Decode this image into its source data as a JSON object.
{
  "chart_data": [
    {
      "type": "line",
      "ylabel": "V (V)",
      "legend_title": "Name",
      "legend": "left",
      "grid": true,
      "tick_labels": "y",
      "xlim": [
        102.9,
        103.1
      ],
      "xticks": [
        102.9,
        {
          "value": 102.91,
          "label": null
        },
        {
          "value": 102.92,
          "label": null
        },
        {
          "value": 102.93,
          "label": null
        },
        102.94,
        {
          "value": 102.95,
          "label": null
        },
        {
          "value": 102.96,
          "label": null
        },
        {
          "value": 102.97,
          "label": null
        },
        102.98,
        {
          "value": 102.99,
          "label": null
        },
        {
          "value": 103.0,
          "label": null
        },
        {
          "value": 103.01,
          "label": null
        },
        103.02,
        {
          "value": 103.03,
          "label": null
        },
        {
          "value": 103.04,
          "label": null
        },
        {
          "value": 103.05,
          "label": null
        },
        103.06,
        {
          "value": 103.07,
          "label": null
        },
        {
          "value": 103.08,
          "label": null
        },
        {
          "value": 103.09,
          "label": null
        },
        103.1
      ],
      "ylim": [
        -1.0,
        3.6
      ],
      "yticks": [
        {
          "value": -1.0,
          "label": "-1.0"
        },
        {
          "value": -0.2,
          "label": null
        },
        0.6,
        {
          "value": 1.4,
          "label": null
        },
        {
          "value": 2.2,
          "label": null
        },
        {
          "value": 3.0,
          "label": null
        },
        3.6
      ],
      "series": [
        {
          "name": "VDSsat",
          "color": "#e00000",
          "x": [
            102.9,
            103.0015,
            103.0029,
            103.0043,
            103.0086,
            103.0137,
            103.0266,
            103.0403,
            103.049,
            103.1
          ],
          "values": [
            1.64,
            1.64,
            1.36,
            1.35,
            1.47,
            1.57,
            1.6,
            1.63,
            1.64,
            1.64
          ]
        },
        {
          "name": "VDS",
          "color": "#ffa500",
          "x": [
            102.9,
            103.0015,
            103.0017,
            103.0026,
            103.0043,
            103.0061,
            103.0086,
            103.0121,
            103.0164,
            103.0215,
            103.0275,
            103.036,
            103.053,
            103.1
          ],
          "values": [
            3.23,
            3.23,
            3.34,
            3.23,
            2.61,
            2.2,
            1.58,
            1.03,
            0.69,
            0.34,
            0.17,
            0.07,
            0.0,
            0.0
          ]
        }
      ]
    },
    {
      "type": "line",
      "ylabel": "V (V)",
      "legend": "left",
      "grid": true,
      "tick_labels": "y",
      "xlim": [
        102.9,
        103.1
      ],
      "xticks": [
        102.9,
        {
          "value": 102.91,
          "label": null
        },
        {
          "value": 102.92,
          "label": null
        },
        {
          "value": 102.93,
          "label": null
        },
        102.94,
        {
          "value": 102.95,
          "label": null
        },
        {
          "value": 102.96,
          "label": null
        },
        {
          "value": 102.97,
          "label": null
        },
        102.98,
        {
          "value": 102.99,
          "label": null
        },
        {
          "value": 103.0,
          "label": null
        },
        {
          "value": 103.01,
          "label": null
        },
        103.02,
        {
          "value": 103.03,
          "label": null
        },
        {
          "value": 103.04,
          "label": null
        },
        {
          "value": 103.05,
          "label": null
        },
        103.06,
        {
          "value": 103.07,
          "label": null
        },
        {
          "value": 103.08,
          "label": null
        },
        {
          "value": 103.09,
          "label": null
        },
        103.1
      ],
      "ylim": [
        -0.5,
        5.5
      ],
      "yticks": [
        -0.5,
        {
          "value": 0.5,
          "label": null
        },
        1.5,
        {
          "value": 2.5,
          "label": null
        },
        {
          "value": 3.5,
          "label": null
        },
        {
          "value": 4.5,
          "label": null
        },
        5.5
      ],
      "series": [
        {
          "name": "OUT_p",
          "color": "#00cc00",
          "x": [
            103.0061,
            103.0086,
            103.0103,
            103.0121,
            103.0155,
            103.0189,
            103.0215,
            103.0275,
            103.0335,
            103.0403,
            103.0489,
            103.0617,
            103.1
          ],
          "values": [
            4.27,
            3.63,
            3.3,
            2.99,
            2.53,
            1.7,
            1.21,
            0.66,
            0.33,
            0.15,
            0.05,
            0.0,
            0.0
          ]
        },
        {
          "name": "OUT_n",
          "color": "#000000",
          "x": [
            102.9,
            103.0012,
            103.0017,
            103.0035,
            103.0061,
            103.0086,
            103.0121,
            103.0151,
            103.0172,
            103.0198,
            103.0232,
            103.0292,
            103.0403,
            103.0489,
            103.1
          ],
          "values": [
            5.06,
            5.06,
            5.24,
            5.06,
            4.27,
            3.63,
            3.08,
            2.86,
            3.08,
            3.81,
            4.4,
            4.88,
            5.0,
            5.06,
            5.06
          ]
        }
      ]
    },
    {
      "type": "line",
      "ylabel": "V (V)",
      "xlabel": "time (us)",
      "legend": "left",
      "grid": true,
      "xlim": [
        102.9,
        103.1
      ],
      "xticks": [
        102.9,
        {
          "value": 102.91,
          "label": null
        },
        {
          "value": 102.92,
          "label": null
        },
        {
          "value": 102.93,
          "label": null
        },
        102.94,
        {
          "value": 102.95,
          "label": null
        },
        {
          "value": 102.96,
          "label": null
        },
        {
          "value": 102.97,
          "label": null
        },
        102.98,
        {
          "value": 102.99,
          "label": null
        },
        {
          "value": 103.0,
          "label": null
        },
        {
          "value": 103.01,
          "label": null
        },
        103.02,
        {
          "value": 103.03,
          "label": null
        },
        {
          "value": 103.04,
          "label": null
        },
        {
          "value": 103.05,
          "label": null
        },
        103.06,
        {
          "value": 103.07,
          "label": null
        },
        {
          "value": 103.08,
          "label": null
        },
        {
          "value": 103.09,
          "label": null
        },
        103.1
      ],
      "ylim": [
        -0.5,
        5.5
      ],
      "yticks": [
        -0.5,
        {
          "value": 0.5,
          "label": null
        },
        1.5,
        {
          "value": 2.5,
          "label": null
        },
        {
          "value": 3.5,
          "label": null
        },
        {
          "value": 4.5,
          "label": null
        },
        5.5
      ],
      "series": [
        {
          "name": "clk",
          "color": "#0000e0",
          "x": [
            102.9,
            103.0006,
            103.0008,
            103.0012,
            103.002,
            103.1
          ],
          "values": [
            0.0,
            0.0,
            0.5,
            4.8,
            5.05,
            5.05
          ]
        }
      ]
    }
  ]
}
* * * * * * * * *
» **Work instructions**:
Copy out the material above in its entirety. Every detail must match.

» **Complete answer**:
Decode this image into its source data as a JSON object.
{
  "chart_data": [
    {
      "type": "line",
      "ylabel": "V (V)",
      "legend_title": "Name",
      "legend": "left",
      "grid": true,
      "tick_labels": "y",
      "xlim": [
        102.9,
        103.1
      ],
      "xticks": [
        102.9,
        {
          "value": 102.91,
          "label": null
        },
        {
          "value": 102.92,
          "label": null
        },
        {
          "value": 102.93,
          "label": null
        },
        102.94,
        {
          "value": 102.95,
          "label": null
        },
        {
          "value": 102.96,
          "label": null
        },
        {
          "value": 102.97,
          "label": null
        },
        102.98,
        {
          "value": 102.99,
          "label": null
        },
        {
          "value": 103.0,
          "label": null
        },
        {
          "value": 103.01,
          "label": null
        },
        103.02,
        {
          "value": 103.03,
          "label": null
        },
        {
          "value": 103.04,
          "label": null
        },
        {
          "value": 103.05,
          "label": null
        },
        103.06,
        {
          "value": 103.07,
          "label": null
        },
        {
          "value": 103.08,
          "label": null
        },
        {
          "value": 103.09,
          "label": null
        },
        103.1
      ],
      "ylim": [
        -1.0,
        3.6
      ],
      "yticks": [
        {
          "value": -1.0,
          "label": "-1.0"
        },
        {
          "value": -0.2,
          "label": null
        },
        0.6,
        {
          "value": 1.4,
          "label": null
        },
        {
          "value": 2.2,
          "label": null
        },
        {
          "value": 3.0,
          "label": null
        },
        3.6
      ],
      "series": [
        {
          "name": "VDSsat",
          "color": "#e00000",
          "x": [
            102.9,
            103.0015,
            103.0029,
            103.0043,
            103.0086,
            103.0137,
            103.0266,
            103.0403,
            103.049,
            103.1
          ],
          "values": [
            1.64,
            1.64,
            1.36,
            1.35,
            1.47,
            1.57,
            1.6,
            1.63,
            1.64,
            1.64
          ]
        },
        {
          "name": "VDS",
          "color": "#ffa500",
          "x": [
            102.9,
            103.0015,
            103.0017,
            103.0026,
            103.0043,
            103.0061,
            103.0086,
            103.0121,
            103.0164,
            103.0215,
            103.0275,
            103.036,
            103.053,
            103.1
          ],
          "values": [
            3.23,
            3.23,
            3.34,
            3.23,
            2.61,
            2.2,
            1.58,
            1.03,
            0.69,
            0.34,
            0.17,
            0.07,
            0.0,
            0.0
          ]
        }
      ]
    },
    {
      "type": "line",
      "ylabel": "V (V)",
      "legend": "left",
      "grid": true,
      "tick_labels": "y",
      "xlim": [
        102.9,
        103.1
      ],
      "xticks": [
        102.9,
        {
          "value": 102.91,
          "label": null
        },
        {
          "value": 102.92,
          "label": null
        },
        {
          "value": 102.93,
          "label": null
        },
        102.94,
        {
          "value": 102.95,
          "label": null
        },
        {
          "value": 102.96,
          "label": null
        },
        {
          "value": 102.97,
          "label": null
        },
        102.98,
        {
          "value": 102.99,
          "label": null
        },
        {
          "value": 103.0,
          "label": null
        },
        {
          "value": 103.01,
          "label": null
        },
        103.02,
        {
          "value": 103.03,
          "label": null
        },
        {
          "value": 103.04,
          "label": null
        },
        {
          "value": 103.05,
          "label": null
        },
        103.06,
        {
          "value": 103.07,
          "label": null
        },
        {
          "value": 103.08,
          "label": null
        },
        {
          "value": 103.09,
          "label": null
        },
        103.1
      ],
      "ylim": [
        -0.5,
        5.5
      ],
      "yticks": [
        -0.5,
        {
          "value": 0.5,
          "label": null
        },
        1.5,
        {
          "value": 2.5,
          "label": null
        },
        {
          "value": 3.5,
          "label": null
        },
        {
          "value": 4.5,
          "label": null
        },
        5.5
      ],
      "series": [
        {
          "name": "OUT_p",
          "color": "#00cc00",
          "x": [
            103.0061,
            103.0086,
            103.0103,
            103.0121,
            103.0155,
            103.0189,
            103.0215,
            103.0275,
            103.0335,
            103.0403,
            103.0489,
            103.0617,
            103.1
          ],
          "values": [
            4.27,
            3.63,
            3.3,
            2.99,
            2.53,
            1.7,
            1.21,
            0.66,
            0.33,
            0.15,
            0.05,
            0.0,
            0.0
          ]
        },
        {
          "name": "OUT_n",
          "color": "#000000",
          "x": [
            102.9,
            103.0012,
            103.0017,
            103.0035,
            103.0061,
            103.0086,
            103.0121,
            103.0151,
            103.0172,
            103.0198,
            103.0232,
            103.0292,
            103.0403,
            103.0489,
            103.1
          ],
          "values": [
            5.06,
            5.06,
            5.24,
            5.06,
            4.27,
            3.63,
            3.08,
            2.86,
            3.08,
            3.81,
            4.4,
            4.88,
            5.0,
            5.06,
            5.06
          ]
        }
      ]
    },
    {
      "type": "line",
      "ylabel": "V (V)",
      "xlabel": "time (us)",
      "legend": "left",
      "grid": true,
      "xlim": [
        102.9,
        103.1
      ],
      "xticks": [
        102.9,
        {
          "value": 102.91,
          "label": null
        },
        {
          "value": 102.92,
          "label": null
        },
        {
          "value": 102.93,
          "label": null
        },
        102.94,
        {
          "value": 102.95,
          "label": null
        },
        {
          "value": 102.96,
          "label": null
        },
        {
          "value": 102.97,
          "label": null
        },
        102.98,
        {
          "value": 102.99,
          "label": null
        },
        {
          "value": 103.0,
          "label": null
        },
        {
          "value": 103.01,
          "label": null
        },
        103.02,
        {
          "value": 103.03,
          "label": null
        },
        {
          "value": 103.04,
          "label": null
        },
        {
          "value": 103.05,
          "label": null
        },
        103.06,
        {
          "value": 103.07,
          "label": null
        },
        {
          "value": 103.08,
          "label": null
        },
        {
          "value": 103.09,
          "label": null
        },
        103.1
      ],
      "ylim": [
        -0.5,
        5.5
      ],
      "yticks": [
        -0.5,
        {
          "value": 0.5,
          "label": null
        },
        1.5,
        {
          "value": 2.5,
          "label": null
        },
        {
          "value": 3.5,
          "label": null
        },
        {
          "value": 4.5,
          "label": null
        },
        5.5
      ],
      "series": [
        {
          "name": "clk",
          "color": "#0000e0",
          "x": [
            102.9,
            103.0006,
            103.0008,
            103.0012,
            103.002,
            103.1
          ],
          "values": [
            0.0,
            0.0,
            0.5,
            4.8,
            5.05,
            5.05
          ]
        }
      ]
    }
  ]
}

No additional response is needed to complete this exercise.